Data provided -
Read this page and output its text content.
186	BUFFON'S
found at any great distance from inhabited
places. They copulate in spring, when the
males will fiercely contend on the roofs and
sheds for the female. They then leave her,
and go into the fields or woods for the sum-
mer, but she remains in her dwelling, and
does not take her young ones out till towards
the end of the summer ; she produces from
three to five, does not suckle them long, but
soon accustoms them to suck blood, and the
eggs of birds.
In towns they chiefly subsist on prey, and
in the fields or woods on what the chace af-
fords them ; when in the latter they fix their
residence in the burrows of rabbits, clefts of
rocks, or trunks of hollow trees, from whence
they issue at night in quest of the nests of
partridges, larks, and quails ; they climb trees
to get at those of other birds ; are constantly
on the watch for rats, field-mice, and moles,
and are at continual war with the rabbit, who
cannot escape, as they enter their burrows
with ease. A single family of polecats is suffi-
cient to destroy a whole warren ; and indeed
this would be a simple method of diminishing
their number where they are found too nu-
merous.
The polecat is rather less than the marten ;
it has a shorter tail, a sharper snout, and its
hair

Exercise requirements -
What count of lines in the listing contain the word "their"? Reply with the number only.

Exercise response -
3